● **WHAT TO PRODUCE**:
Give every line again exactly as it appears, please, but not the pictures.

● **TASK DATA**:

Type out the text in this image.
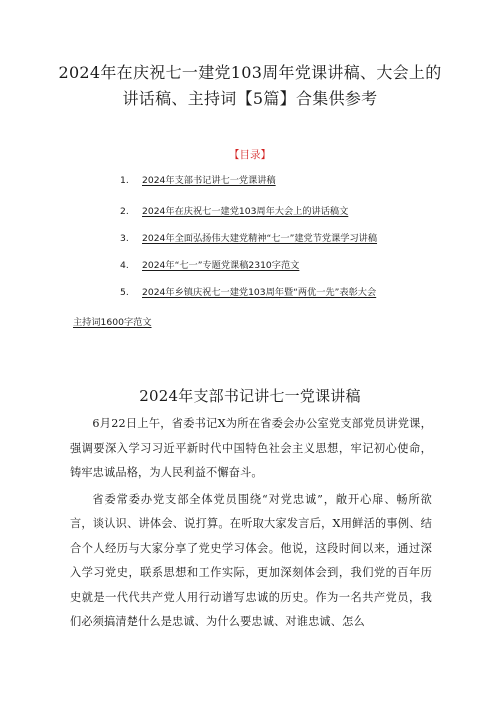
2024年在庆祝七一建党103周年党课讲稿、大会上的
讲话稿、主持词【5篇】合集供参考
【目录】
1. 2024年支部书记讲七一党课讲稿
2. 2024年在庆祝七一建党103周年大会上的讲话稿文
3. 2024年全面弘扬伟大建党精神“七一”建党节党课学习讲稿
4. 2024年“七一”专题党课稿2310字范文
5. 2024年乡镇庆祝七一建党103周年暨“两优一先”表彰大会
主持词1600字范文
2024年支部书记讲七一党课讲稿

6月22日上午，省委书记X为所在省委会办公室党支部党员讲党课，强调要深入学习习近平新时代中国特色社会主义思想，牢记初心使命，铸牢忠诚品格，为人民利益不懈奋斗。

省委常委办党支部全体党员围绕“对党忠诚”，敞开心扉、畅所欲言，谈认识、讲体会、说打算。在听取大家发言后，X用鲜活的事例、结合个人经历与大家分享了党史学习体会。他说，这段时间以来，通过深入学习党史，联系思想和工作实际，更加深刻体会到，我们党的百年历史就是一代代共产党人用行动谱写忠诚的历史。作为一名共产党员，我们必须搞清楚什么是忠诚、为什么要忠诚、对谁忠诚、怎么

● **RESPONSE BELOW**:
Type out the text in this image.
2024年在庆祝七一建党103周年党课讲稿、大会上的
讲话稿、主持词【5篇】合集供参考
【目录】
1. 2024年支部书记讲七一党课讲稿
2. 2024年在庆祝七一建党103周年大会上的讲话稿文
3. 2024年全面弘扬伟大建党精神“七一”建党节党课学习讲稿
4. 2024年“七一”专题党课稿2310字范文
5. 2024年乡镇庆祝七一建党103周年暨“两优一先”表彰大会
主持词1600字范文
2024年支部书记讲七一党课讲稿

6月22日上午，省委书记X为所在省委会办公室党支部党员讲党课，强调要深入学习习近平新时代中国特色社会主义思想，牢记初心使命，铸牢忠诚品格，为人民利益不懈奋斗。

省委常委办党支部全体党员围绕“对党忠诚”，敞开心扉、畅所欲言，谈认识、讲体会、说打算。在听取大家发言后，X用鲜活的事例、结合个人经历与大家分享了党史学习体会。他说，这段时间以来，通过深入学习党史，联系思想和工作实际，更加深刻体会到，我们党的百年历史就是一代代共产党人用行动谱写忠诚的历史。作为一名共产党员，我们必须搞清楚什么是忠诚、为什么要忠诚、对谁忠诚、怎么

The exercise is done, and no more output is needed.